Source document:

══════

But Karr said the "vast majority" of Medicare beneficiaries who have switched drug plans aren't harmed by being simultaneously enrolled for a time in two plans. That's because most of the 800,000 Medicare beneficiaries who have switched plans so far are doing so under Medicare's program of relatively generous drug benefits for low-income beneficiaries, Karr said. That means they are going from one plan charging low or no out-of-pocket costs to another, Karr explained.

The New York Times reported March 1 that "tens of thousands" of Medicare beneficiaries are finding themselves actively enrolled in two plans at the same time, with both in the mode of paying out benefits and charging premiums and copayments. The situation leaves beneficiaries at risk of being charged premiums twice in a month, or of having to pay higher copayments when they get prescriptions filled, the story said.

Karr said, however, that Medicare officials are wary of moving too quickly on disenrolling plan switchers from their first plan because they don't want the beneficiary to be without any coverage whatsoever. The earlier in the month a beneficiary switches plans, the more likely he or she is to avoid duplicate coverage the following month, Karr said.

══════

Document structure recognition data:
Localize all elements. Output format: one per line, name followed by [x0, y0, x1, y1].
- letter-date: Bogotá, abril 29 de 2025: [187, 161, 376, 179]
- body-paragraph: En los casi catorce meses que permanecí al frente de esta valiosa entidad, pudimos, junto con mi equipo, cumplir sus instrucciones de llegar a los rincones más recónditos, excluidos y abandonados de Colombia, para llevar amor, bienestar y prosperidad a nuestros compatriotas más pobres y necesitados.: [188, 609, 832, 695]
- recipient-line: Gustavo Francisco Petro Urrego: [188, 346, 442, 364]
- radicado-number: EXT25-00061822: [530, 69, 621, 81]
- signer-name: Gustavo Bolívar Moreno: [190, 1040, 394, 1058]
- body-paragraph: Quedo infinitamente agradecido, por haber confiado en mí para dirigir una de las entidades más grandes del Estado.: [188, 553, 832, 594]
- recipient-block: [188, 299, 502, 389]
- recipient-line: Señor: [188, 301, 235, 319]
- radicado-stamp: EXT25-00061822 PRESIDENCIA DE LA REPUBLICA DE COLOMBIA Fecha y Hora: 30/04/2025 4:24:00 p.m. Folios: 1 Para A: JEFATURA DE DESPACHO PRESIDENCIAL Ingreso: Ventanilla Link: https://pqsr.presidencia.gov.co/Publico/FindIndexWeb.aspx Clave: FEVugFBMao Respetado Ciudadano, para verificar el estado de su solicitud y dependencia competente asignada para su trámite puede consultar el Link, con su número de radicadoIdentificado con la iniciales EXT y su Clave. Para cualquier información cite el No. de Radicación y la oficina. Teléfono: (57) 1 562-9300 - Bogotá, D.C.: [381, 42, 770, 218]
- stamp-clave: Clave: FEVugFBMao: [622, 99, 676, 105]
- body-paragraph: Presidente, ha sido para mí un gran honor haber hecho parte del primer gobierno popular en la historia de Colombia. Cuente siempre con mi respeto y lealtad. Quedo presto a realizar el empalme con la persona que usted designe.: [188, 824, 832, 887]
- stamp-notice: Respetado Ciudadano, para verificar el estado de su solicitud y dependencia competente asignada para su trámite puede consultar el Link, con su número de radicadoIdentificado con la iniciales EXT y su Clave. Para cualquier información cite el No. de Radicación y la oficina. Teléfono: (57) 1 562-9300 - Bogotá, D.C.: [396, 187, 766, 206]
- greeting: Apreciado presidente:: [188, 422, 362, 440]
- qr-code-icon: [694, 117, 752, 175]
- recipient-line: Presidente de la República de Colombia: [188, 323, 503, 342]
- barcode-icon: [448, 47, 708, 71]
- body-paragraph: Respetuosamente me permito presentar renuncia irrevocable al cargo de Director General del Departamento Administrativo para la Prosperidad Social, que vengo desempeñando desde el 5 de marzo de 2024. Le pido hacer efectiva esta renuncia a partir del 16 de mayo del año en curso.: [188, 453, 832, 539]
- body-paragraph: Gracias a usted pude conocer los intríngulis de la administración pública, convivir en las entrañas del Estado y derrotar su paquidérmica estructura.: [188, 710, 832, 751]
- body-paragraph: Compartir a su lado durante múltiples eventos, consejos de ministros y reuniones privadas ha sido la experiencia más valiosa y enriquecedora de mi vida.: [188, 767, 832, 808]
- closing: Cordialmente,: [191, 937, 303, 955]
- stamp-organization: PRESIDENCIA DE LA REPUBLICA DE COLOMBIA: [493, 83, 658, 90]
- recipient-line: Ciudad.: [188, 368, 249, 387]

══════

Your instructions:
Print the whole Medicare drug plan text word for word.

Task response:
But Karr said the "vast majority" of Medicare beneficiaries who have switched drug plans aren't harmed by being simultaneously enrolled for a time in two plans. That's because most of the 800,000 Medicare beneficiaries who have switched plans so far are doing so under Medicare's program of relatively generous drug benefits for low-income beneficiaries, Karr said. That means they are going from one plan charging low or no out-of-pocket costs to another, Karr explained.

The New York Times reported March 1 that "tens of thousands" of Medicare beneficiaries are finding themselves actively enrolled in two plans at the same time, with both in the mode of paying out benefits and charging premiums and copayments. The situation leaves beneficiaries at risk of being charged premiums twice in a month, or of having to pay higher copayments when they get prescriptions filled, the story said.

Karr said, however, that Medicare officials are wary of moving too quickly on disenrolling plan switchers from their first plan because they don't want the beneficiary to be without any coverage whatsoever. The earlier in the month a beneficiary switches plans, the more likely he or she is to avoid duplicate coverage the following month, Karr said.